* Exercise goal
In the data below, find each line containing the string "text" and return it.

* Records supplied

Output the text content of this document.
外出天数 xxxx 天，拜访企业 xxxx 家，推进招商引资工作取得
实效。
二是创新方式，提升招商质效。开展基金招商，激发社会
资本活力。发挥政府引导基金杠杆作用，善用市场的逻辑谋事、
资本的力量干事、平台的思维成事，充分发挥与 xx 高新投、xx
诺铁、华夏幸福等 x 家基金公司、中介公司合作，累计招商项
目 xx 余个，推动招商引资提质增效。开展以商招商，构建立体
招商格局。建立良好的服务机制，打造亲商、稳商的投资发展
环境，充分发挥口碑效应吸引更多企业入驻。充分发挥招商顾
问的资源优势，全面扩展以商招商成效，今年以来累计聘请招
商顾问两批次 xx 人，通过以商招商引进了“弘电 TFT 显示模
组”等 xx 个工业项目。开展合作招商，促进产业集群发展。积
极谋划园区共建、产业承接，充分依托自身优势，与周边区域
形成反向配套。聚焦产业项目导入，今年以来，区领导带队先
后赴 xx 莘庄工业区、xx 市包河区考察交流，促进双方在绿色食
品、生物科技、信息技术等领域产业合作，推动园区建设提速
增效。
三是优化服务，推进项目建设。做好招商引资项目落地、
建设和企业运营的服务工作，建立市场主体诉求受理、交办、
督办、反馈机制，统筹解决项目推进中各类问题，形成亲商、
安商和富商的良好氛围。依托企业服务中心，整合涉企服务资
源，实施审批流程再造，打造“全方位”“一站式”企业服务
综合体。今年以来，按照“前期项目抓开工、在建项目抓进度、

==

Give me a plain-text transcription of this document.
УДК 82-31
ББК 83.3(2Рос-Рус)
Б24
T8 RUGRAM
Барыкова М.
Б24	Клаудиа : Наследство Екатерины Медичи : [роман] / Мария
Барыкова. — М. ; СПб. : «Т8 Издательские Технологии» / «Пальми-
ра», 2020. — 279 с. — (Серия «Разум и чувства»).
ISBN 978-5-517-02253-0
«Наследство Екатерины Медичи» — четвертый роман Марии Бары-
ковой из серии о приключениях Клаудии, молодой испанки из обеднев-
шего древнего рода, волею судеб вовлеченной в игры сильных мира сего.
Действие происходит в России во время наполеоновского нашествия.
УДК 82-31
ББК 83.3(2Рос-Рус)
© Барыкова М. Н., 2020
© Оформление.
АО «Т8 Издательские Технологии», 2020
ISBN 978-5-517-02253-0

* Written solution
Output the text content of this document.
Give me a plain-text transcription of this document.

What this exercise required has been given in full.